• Given request
Copy every record below exactly as written, but leave out the pictures.

-------------------------

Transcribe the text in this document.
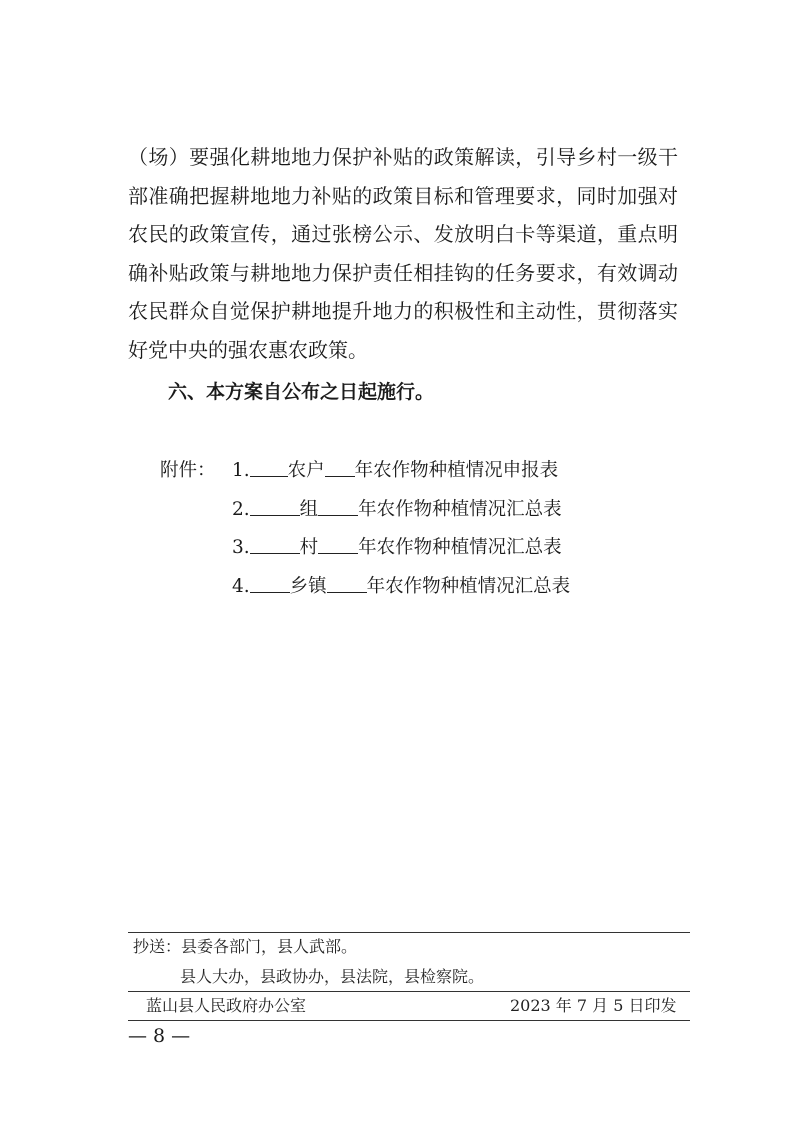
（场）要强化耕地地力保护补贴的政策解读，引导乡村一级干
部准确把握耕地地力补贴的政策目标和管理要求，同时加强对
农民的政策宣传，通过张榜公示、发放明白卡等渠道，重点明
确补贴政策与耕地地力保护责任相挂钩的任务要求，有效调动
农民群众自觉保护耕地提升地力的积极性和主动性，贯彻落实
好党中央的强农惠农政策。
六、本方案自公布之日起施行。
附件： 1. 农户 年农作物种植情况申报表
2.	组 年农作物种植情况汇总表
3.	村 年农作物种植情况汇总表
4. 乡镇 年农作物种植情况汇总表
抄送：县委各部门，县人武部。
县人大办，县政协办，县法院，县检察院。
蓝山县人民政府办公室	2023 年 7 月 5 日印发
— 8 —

-------------------------

• Full solution
Transcribe the text in this document.
（场）要强化耕地地力保护补贴的政策解读，引导乡村一级干
部准确把握耕地地力补贴的政策目标和管理要求，同时加强对
农民的政策宣传，通过张榜公示、发放明白卡等渠道，重点明
确补贴政策与耕地地力保护责任相挂钩的任务要求，有效调动
农民群众自觉保护耕地提升地力的积极性和主动性，贯彻落实
好党中央的强农惠农政策。
六、本方案自公布之日起施行。
附件： 1. 农户 年农作物种植情况申报表
2.	组 年农作物种植情况汇总表
3.	村 年农作物种植情况汇总表
4. 乡镇 年农作物种植情况汇总表
抄送：县委各部门，县人武部。
县人大办，县政协办，县法院，县检察院。
蓝山县人民政府办公室	2023 年 7 月 5 日印发
— 8 —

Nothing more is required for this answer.